▶ [Task details]
Copy the data that follows exactly. Include no pictures.

▶ [Excerpted records]
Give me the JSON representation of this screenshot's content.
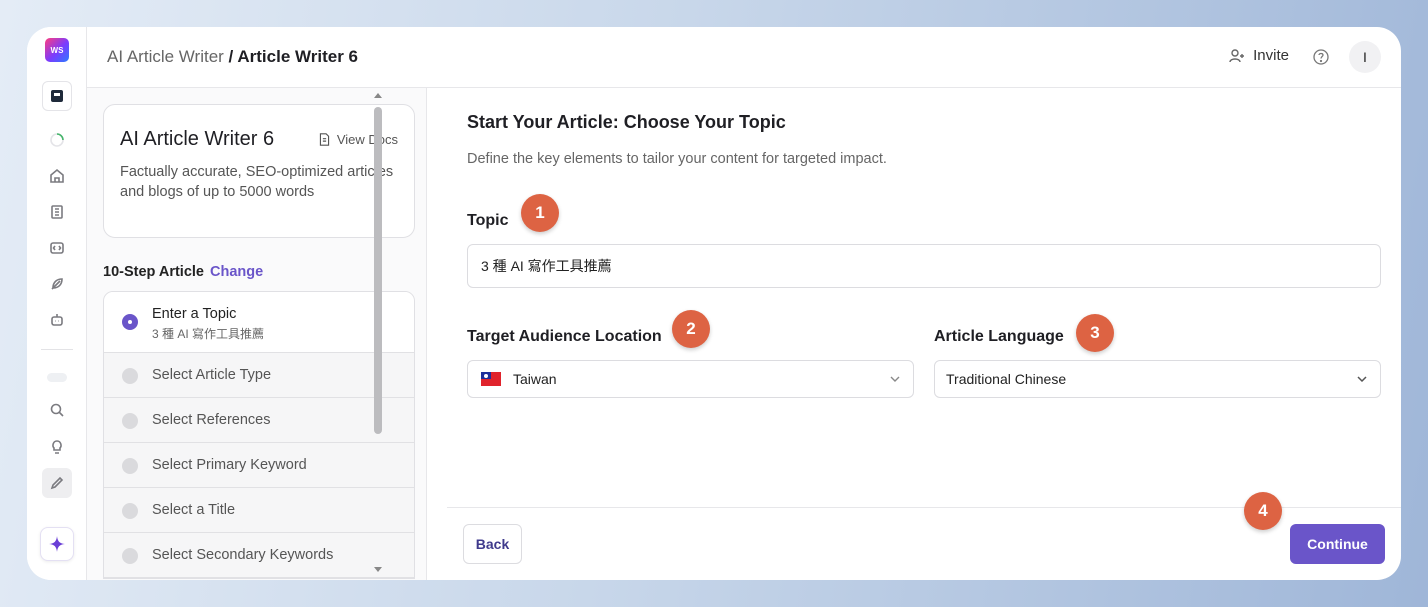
{
  "header": {
    "breadcrumb_parent": "AI Article Writer",
    "breadcrumb_sep": " / ",
    "breadcrumb_current": "Article Writer 6",
    "invite_label": "Invite",
    "avatar_initial": "I"
  },
  "rail": {
    "logo_text": "WS",
    "icons": [
      "app-icon",
      "loading-icon",
      "home-icon",
      "notebook-icon",
      "code-icon",
      "feather-icon",
      "bot-icon",
      "search-icon",
      "lightbulb-icon",
      "pencil-icon",
      "sparkle-icon"
    ]
  },
  "sidebar": {
    "card_title": "AI Article Writer 6",
    "docs_label": "View Docs",
    "card_desc": "Factually accurate, SEO-optimized articles and blogs of up to 5000 words",
    "steps_title": "10-Step Article",
    "change_label": "Change",
    "steps": [
      {
        "label": "Enter a Topic",
        "sub": "3 種 AI 寫作工具推薦"
      },
      {
        "label": "Select Article Type"
      },
      {
        "label": "Select References"
      },
      {
        "label": "Select Primary Keyword"
      },
      {
        "label": "Select a Title"
      },
      {
        "label": "Select Secondary Keywords"
      }
    ]
  },
  "main": {
    "title": "Start Your Article: Choose Your Topic",
    "subtitle": "Define the key elements to tailor your content for targeted impact.",
    "topic_label": "Topic",
    "topic_value": "3 種 AI 寫作工具推薦",
    "location_label": "Target Audience Location",
    "location_value": "Taiwan",
    "language_label": "Article Language",
    "language_value": "Traditional Chinese",
    "badges": [
      "1",
      "2",
      "3",
      "4"
    ],
    "back_label": "Back",
    "continue_label": "Continue"
  },
  "colors": {
    "accent": "#6a55c9",
    "badge": "#dd6343"
  }
}
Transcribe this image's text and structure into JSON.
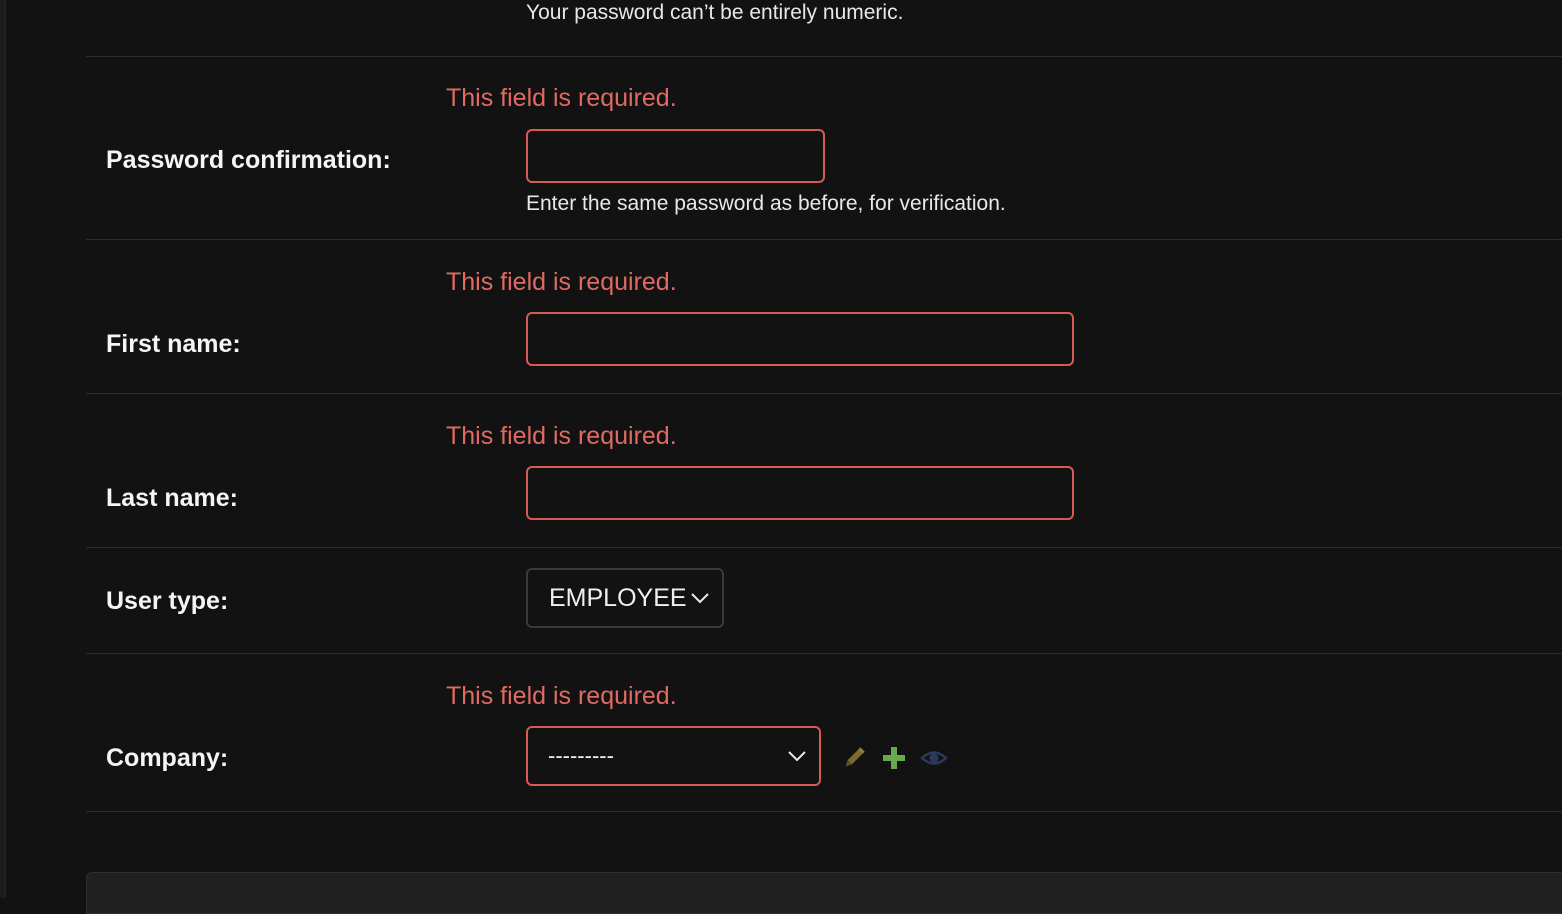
{
  "password_hint_tail": "Your password can’t be entirely numeric.",
  "fields": {
    "password_confirmation": {
      "label": "Password confirmation:",
      "error": "This field is required.",
      "value": "",
      "help": "Enter the same password as before, for verification."
    },
    "first_name": {
      "label": "First name:",
      "error": "This field is required.",
      "value": ""
    },
    "last_name": {
      "label": "Last name:",
      "error": "This field is required.",
      "value": ""
    },
    "user_type": {
      "label": "User type:",
      "selected": "EMPLOYEE"
    },
    "company": {
      "label": "Company:",
      "error": "This field is required.",
      "selected": "---------",
      "actions": {
        "change_icon": "pencil-icon",
        "add_icon": "plus-icon",
        "view_icon": "eye-icon"
      }
    }
  },
  "colors": {
    "background": "#121212",
    "error": "#e06a63",
    "error_border": "#d65a55",
    "add_green": "#6aa84f",
    "pencil": "#7a6a2e",
    "eye": "#2c3a5a"
  }
}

▶ [Finished task]
Give me the JSON representation of this screenshot's content.
{
  "header": {
    "breadcrumb_parent": "AI Article Writer",
    "breadcrumb_sep": " / ",
    "breadcrumb_current": "Article Writer 6",
    "invite_label": "Invite",
    "avatar_initial": "I"
  },
  "rail": {
    "logo_text": "WS",
    "icons": [
      "app-icon",
      "loading-icon",
      "home-icon",
      "notebook-icon",
      "code-icon",
      "feather-icon",
      "bot-icon",
      "search-icon",
      "lightbulb-icon",
      "pencil-icon",
      "sparkle-icon"
    ]
  },
  "sidebar": {
    "card_title": "AI Article Writer 6",
    "docs_label": "View Docs",
    "card_desc": "Factually accurate, SEO-optimized articles and blogs of up to 5000 words",
    "steps_title": "10-Step Article",
    "change_label": "Change",
    "steps": [
      {
        "label": "Enter a Topic",
        "sub": "3 種 AI 寫作工具推薦"
      },
      {
        "label": "Select Article Type"
      },
      {
        "label": "Select References"
      },
      {
        "label": "Select Primary Keyword"
      },
      {
        "label": "Select a Title"
      },
      {
        "label": "Select Secondary Keywords"
      }
    ]
  },
  "main": {
    "title": "Start Your Article: Choose Your Topic",
    "subtitle": "Define the key elements to tailor your content for targeted impact.",
    "topic_label": "Topic",
    "topic_value": "3 種 AI 寫作工具推薦",
    "location_label": "Target Audience Location",
    "location_value": "Taiwan",
    "language_label": "Article Language",
    "language_value": "Traditional Chinese",
    "badges": [
      "1",
      "2",
      "3",
      "4"
    ],
    "back_label": "Back",
    "continue_label": "Continue"
  },
  "colors": {
    "accent": "#6a55c9",
    "badge": "#dd6343"
  }
}
Transcribe this image's text and structure into JSON.
{
  "password_hint_tail": "Your password can’t be entirely numeric.",
  "fields": {
    "password_confirmation": {
      "label": "Password confirmation:",
      "error": "This field is required.",
      "value": "",
      "help": "Enter the same password as before, for verification."
    },
    "first_name": {
      "label": "First name:",
      "error": "This field is required.",
      "value": ""
    },
    "last_name": {
      "label": "Last name:",
      "error": "This field is required.",
      "value": ""
    },
    "user_type": {
      "label": "User type:",
      "selected": "EMPLOYEE"
    },
    "company": {
      "label": "Company:",
      "error": "This field is required.",
      "selected": "---------",
      "actions": {
        "change_icon": "pencil-icon",
        "add_icon": "plus-icon",
        "view_icon": "eye-icon"
      }
    }
  },
  "colors": {
    "background": "#121212",
    "error": "#e06a63",
    "error_border": "#d65a55",
    "add_green": "#6aa84f",
    "pencil": "#7a6a2e",
    "eye": "#2c3a5a"
  }
}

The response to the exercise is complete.